[Records contained in a dataset]
....................

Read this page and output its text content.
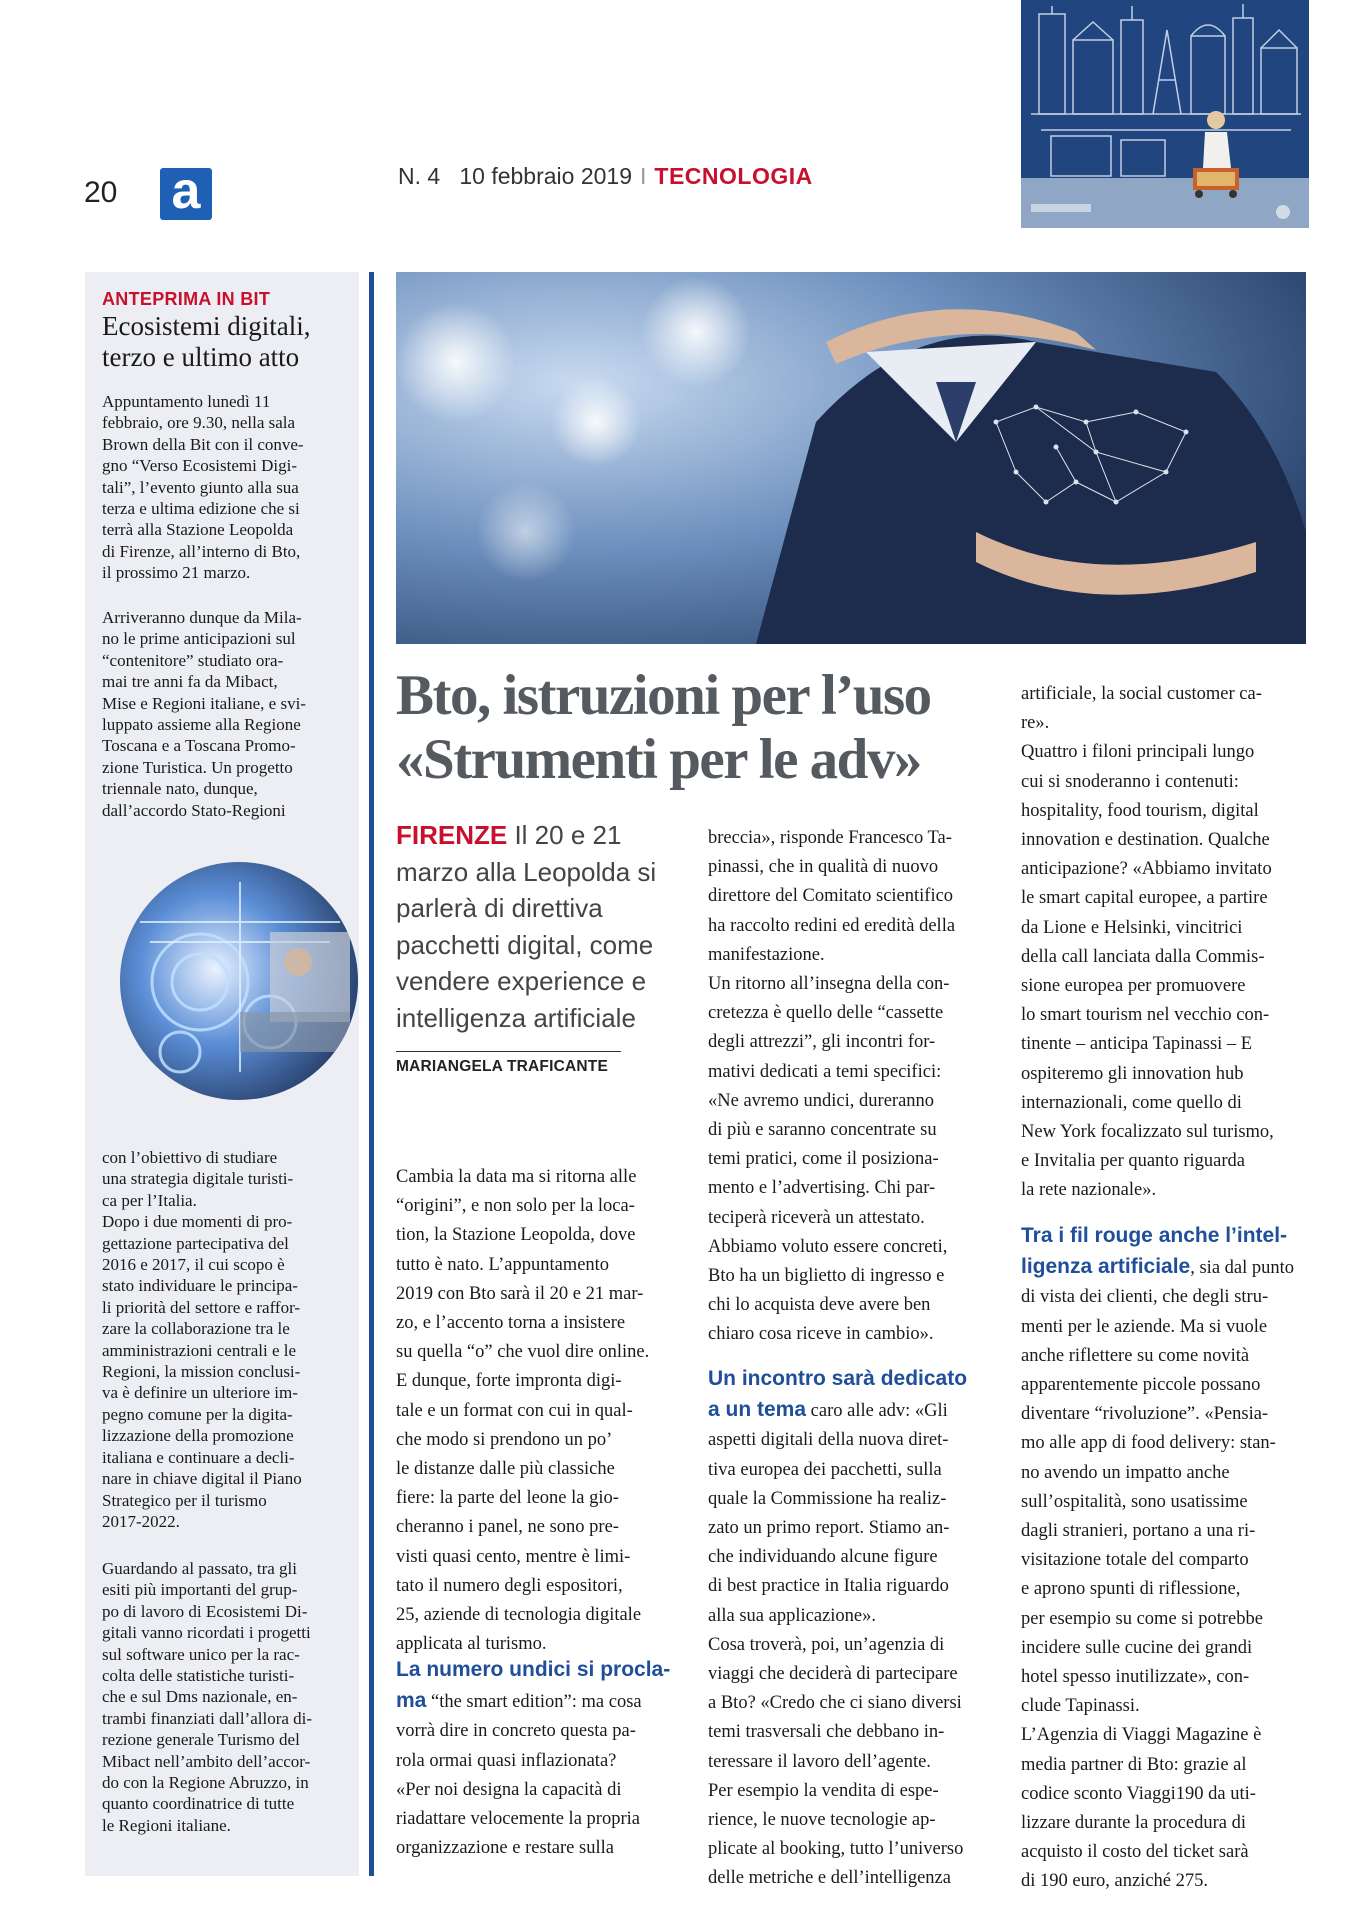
20 a	N. 4 10 febbraio 2019 I TECNOLOGIA
ANTEPRIMA IN BIT
Ecosistemi digitali, terzo e ultimo atto
Appuntamento lunedì 11
febbraio, ore 9.30, nella sala
Brown della Bit con il conve-
gno “Verso Ecosistemi Digi-
tali”, l’evento giunto alla sua
terza e ultima edizione che si
terrà alla Stazione Leopolda
di Firenze, all’interno di Bto,
il prossimo 21 marzo.
Arriveranno dunque da Mila-
no le prime anticipazioni sul
“contenitore” studiato ora-
mai tre anni fa da Mibact,
Mise e Regioni italiane, e svi-
luppato assieme alla Regione
Toscana e a Toscana Promo-
zione Turistica. Un progetto
triennale nato, dunque,
dall’accordo Stato-Regioni
con l’obiettivo di studiare
una strategia digitale turisti-
ca per l’Italia.
Dopo i due momenti di pro-
gettazione partecipativa del
2016 e 2017, il cui scopo è
stato individuare le principa-
li priorità del settore e raffor-
zare la collaborazione tra le
amministrazioni centrali e le
Regioni, la mission conclusi-
va è definire un ulteriore im-
pegno comune per la digita-
lizzazione della promozione
italiana e continuare a decli-
nare in chiave digital il Piano
Strategico per il turismo
2017-2022.
Guardando al passato, tra gli
esiti più importanti del grup-
po di lavoro di Ecosistemi Di-
gitali vanno ricordati i progetti
sul software unico per la rac-
colta delle statistiche turisti-
che e sul Dms nazionale, en-
trambi finanziati dall’allora di-
rezione generale Turismo del
Mibact nell’ambito dell’accor-
do con la Regione Abruzzo, in
quanto coordinatrice di tutte
le Regioni italiane.
Bto, istruzioni per l’uso
«Strumenti per le adv»
FIRENZE Il 20 e 21 marzo alla Leopolda si parlerà di direttiva pacchetti digital, come vendere experience e intelligenza artificiale
MARIANGELA TRAFICANTE
Cambia la data ma si ritorna alle
“origini”, e non solo per la loca-
tion, la Stazione Leopolda, dove
tutto è nato. L’appuntamento
2019 con Bto sarà il 20 e 21 mar-
zo, e l’accento torna a insistere
su quella “o” che vuol dire online.
E dunque, forte impronta digi-
tale e un format con cui in qual-
che modo si prendono un po’
le distanze dalle più classiche
fiere: la parte del leone la gio-
cheranno i panel, ne sono pre-
visti quasi cento, mentre è limi-
tato il numero degli espositori,
25, aziende di tecnologia digitale
applicata al turismo.
La numero undici si procla-
ma “the smart edition”: ma cosa
vorrà dire in concreto questa pa-
rola ormai quasi inflazionata?
«Per noi designa la capacità di
riadattare velocemente la propria
organizzazione e restare sulla
breccia», risponde Francesco Ta-
pinassi, che in qualità di nuovo
direttore del Comitato scientifico
ha raccolto redini ed eredità della
manifestazione.
Un ritorno all’insegna della con-
cretezza è quello delle “cassette
degli attrezzi”, gli incontri for-
mativi dedicati a temi specifici:
«Ne avremo undici, dureranno
di più e saranno concentrate su
temi pratici, come il posiziona-
mento e l’advertising. Chi par-
teciperà riceverà un attestato.
Abbiamo voluto essere concreti,
Bto ha un biglietto di ingresso e
chi lo acquista deve avere ben
chiaro cosa riceve in cambio».
Un incontro sarà dedicato
a un tema caro alle adv: «Gli
aspetti digitali della nuova diret-
tiva europea dei pacchetti, sulla
quale la Commissione ha realiz-
zato un primo report. Stiamo an-
che individuando alcune figure
di best practice in Italia riguardo
alla sua applicazione».
Cosa troverà, poi, un’agenzia di
viaggi che deciderà di partecipare
a Bto? «Credo che ci siano diversi
temi trasversali che debbano in-
teressare il lavoro dell’agente.
Per esempio la vendita di espe-
rience, le nuove tecnologie ap-
plicate al booking, tutto l’universo
delle metriche e dell’intelligenza
artificiale, la social customer ca-
re».
Quattro i filoni principali lungo
cui si snoderanno i contenuti:
hospitality, food tourism, digital
innovation e destination. Qualche
anticipazione? «Abbiamo invitato
le smart capital europee, a partire
da Lione e Helsinki, vincitrici
della call lanciata dalla Commis-
sione europea per promuovere
lo smart tourism nel vecchio con-
tinente – anticipa Tapinassi – E
ospiteremo gli innovation hub
internazionali, come quello di
New York focalizzato sul turismo,
e Invitalia per quanto riguarda
la rete nazionale».
Tra i fil rouge anche l’intel-
ligenza artificiale, sia dal punto
di vista dei clienti, che degli stru-
menti per le aziende. Ma si vuole
anche riflettere su come novità
apparentemente piccole possano
diventare “rivoluzione”. «Pensia-
mo alle app di food delivery: stan-
no avendo un impatto anche
sull’ospitalità, sono usatissime
dagli stranieri, portano a una ri-
visitazione totale del comparto
e aprono spunti di riflessione,
per esempio su come si potrebbe
incidere sulle cucine dei grandi
hotel spesso inutilizzate», con-
clude Tapinassi.
L’Agenzia di Viaggi Magazine è
media partner di Bto: grazie al
codice sconto Viaggi190 da uti-
lizzare durante la procedura di
acquisto il costo del ticket sarà
di 190 euro, anziché 275.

....................

Goal:
Compute how many lines include the string "Mibact", then give that number by itself.

Answer below:
2